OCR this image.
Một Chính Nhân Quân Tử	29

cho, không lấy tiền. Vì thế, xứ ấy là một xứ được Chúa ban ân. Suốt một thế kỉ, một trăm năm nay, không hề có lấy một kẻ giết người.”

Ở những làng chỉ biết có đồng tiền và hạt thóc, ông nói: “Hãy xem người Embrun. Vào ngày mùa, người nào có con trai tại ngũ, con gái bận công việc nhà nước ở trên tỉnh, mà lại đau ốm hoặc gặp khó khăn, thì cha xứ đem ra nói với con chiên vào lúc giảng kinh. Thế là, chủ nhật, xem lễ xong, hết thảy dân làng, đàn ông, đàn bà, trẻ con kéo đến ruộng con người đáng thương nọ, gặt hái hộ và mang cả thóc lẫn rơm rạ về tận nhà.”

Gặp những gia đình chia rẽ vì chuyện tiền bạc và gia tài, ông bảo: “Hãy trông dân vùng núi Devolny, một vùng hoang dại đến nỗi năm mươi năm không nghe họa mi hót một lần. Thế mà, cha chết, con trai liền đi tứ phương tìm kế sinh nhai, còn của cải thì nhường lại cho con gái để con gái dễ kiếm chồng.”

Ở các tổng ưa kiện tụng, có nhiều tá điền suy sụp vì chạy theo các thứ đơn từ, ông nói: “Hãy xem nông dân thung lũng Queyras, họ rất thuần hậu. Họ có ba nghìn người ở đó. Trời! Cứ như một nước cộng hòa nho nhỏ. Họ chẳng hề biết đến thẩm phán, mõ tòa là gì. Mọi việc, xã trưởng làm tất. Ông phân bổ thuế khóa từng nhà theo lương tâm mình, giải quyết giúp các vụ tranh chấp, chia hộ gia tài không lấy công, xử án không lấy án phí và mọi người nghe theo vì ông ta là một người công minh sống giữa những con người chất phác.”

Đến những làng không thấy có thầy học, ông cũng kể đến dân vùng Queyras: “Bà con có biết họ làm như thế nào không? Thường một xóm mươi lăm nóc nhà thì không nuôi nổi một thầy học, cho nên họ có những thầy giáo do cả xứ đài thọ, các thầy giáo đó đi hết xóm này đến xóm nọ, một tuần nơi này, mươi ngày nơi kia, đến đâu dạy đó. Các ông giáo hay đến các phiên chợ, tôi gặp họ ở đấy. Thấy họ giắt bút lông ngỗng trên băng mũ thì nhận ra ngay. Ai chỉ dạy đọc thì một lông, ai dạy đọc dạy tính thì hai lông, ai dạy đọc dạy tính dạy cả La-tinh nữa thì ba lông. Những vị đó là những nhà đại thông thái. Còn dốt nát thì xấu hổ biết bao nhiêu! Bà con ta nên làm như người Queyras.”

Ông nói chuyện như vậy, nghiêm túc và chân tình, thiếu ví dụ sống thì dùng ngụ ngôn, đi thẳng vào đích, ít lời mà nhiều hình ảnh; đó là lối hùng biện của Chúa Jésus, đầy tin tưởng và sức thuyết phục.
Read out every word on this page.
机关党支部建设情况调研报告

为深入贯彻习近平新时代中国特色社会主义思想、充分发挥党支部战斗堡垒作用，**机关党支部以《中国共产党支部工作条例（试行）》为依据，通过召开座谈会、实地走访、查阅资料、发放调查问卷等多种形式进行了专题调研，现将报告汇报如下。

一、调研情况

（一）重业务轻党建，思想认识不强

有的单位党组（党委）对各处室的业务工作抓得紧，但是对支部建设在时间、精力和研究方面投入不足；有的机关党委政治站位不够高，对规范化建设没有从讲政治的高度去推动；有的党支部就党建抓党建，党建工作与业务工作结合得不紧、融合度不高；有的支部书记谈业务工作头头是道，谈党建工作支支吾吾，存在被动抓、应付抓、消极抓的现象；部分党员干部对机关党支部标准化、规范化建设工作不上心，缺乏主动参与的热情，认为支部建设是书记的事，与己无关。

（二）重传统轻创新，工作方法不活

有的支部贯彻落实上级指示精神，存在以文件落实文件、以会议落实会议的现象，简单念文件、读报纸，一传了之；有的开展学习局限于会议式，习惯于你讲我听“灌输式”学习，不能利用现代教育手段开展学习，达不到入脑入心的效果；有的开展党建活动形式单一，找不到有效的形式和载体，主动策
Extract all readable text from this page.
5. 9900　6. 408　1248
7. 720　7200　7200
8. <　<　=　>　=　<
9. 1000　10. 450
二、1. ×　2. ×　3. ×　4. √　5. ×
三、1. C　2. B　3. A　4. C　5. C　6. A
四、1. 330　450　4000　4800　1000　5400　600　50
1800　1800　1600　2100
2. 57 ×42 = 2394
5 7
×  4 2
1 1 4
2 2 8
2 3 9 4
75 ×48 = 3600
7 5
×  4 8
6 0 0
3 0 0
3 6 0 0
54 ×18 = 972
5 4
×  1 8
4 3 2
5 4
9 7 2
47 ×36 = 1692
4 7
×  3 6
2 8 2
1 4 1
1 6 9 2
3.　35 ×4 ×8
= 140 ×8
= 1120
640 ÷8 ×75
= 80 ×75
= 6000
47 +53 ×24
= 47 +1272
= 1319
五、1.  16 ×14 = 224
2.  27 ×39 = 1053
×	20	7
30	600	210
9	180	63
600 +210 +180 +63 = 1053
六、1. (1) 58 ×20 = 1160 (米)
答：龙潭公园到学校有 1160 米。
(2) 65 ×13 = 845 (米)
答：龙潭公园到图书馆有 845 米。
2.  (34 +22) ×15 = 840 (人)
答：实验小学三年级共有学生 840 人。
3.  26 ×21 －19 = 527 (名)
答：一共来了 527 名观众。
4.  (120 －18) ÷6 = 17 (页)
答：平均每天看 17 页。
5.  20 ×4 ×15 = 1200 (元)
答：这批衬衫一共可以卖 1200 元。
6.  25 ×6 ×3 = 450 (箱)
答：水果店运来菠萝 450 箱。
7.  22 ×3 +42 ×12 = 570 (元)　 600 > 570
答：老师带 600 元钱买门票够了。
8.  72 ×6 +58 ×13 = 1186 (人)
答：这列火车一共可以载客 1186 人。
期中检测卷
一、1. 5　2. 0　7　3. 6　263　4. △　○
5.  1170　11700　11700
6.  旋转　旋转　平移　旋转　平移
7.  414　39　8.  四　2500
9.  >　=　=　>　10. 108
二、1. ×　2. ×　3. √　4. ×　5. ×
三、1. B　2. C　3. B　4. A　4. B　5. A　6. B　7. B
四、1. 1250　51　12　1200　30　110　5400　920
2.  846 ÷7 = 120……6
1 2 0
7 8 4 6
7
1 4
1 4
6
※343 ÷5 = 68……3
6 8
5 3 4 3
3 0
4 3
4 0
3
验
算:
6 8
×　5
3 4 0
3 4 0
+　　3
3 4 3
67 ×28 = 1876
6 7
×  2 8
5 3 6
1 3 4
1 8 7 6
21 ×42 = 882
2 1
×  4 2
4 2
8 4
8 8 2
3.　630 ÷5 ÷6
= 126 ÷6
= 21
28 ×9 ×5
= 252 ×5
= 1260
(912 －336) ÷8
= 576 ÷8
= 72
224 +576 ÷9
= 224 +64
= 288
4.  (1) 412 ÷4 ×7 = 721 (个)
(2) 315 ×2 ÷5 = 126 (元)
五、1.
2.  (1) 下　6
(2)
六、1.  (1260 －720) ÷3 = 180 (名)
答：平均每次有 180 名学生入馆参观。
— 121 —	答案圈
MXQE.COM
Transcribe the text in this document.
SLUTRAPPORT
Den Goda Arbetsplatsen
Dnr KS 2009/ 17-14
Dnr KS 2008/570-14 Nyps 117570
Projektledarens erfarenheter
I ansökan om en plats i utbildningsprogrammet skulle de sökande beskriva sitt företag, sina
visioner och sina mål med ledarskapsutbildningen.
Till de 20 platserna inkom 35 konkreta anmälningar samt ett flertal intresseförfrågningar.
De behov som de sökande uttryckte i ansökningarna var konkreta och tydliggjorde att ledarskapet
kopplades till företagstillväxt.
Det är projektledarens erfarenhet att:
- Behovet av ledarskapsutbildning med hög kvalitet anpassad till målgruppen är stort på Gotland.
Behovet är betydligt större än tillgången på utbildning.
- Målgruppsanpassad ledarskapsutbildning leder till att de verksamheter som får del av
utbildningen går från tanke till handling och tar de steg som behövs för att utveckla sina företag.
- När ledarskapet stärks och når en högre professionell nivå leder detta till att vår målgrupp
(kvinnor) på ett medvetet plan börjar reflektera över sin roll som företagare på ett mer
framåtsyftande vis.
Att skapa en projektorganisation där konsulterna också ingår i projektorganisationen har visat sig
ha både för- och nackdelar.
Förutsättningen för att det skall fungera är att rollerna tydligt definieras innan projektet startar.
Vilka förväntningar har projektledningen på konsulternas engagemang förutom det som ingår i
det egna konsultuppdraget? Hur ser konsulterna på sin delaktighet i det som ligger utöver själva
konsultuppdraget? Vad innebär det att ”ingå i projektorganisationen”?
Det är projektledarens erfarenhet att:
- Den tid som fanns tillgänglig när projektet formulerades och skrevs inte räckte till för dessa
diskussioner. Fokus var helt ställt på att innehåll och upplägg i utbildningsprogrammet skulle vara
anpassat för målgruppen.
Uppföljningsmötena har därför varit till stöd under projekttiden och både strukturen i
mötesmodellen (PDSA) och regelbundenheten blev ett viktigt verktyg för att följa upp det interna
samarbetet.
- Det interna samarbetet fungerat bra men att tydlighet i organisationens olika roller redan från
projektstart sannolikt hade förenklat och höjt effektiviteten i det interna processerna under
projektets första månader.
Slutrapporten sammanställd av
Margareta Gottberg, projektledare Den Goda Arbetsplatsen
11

## TASK STATEMENT
Copy all lines from the listing that contain "tiền".

## ANSWER TO THE TASK
cho, không lấy tiền. Vì thế, xứ ấy là một xứ được Chúa ban ân. Suốt một thế kỉ, một trăm năm nay, không hề có lấy một kẻ giết người.”
Ở những làng chỉ biết có đồng tiền và hạt thóc, ông nói: “Hãy xem người Embrun. Vào ngày mùa, người nào có con trai tại ngũ, con gái bận công việc nhà nước ở trên tỉnh, mà lại đau ốm hoặc gặp khó khăn, thì cha xứ đem ra nói với con chiên vào lúc giảng kinh. Thế là, chủ nhật, xem lễ xong, hết thảy dân làng, đàn ông, đàn bà, trẻ con kéo đến ruộng con người đáng thương nọ, gặt hái hộ và mang cả thóc lẫn rơm rạ về tận nhà.”
Gặp những gia đình chia rẽ vì chuyện tiền bạc và gia tài, ông bảo: “Hãy trông dân vùng núi Devolny, một vùng hoang dại đến nỗi năm mươi năm không nghe họa mi hót một lần. Thế mà, cha chết, con trai liền đi tứ phương tìm kế sinh nhai, còn của cải thì nhường lại cho con gái để con gái dễ kiếm chồng.”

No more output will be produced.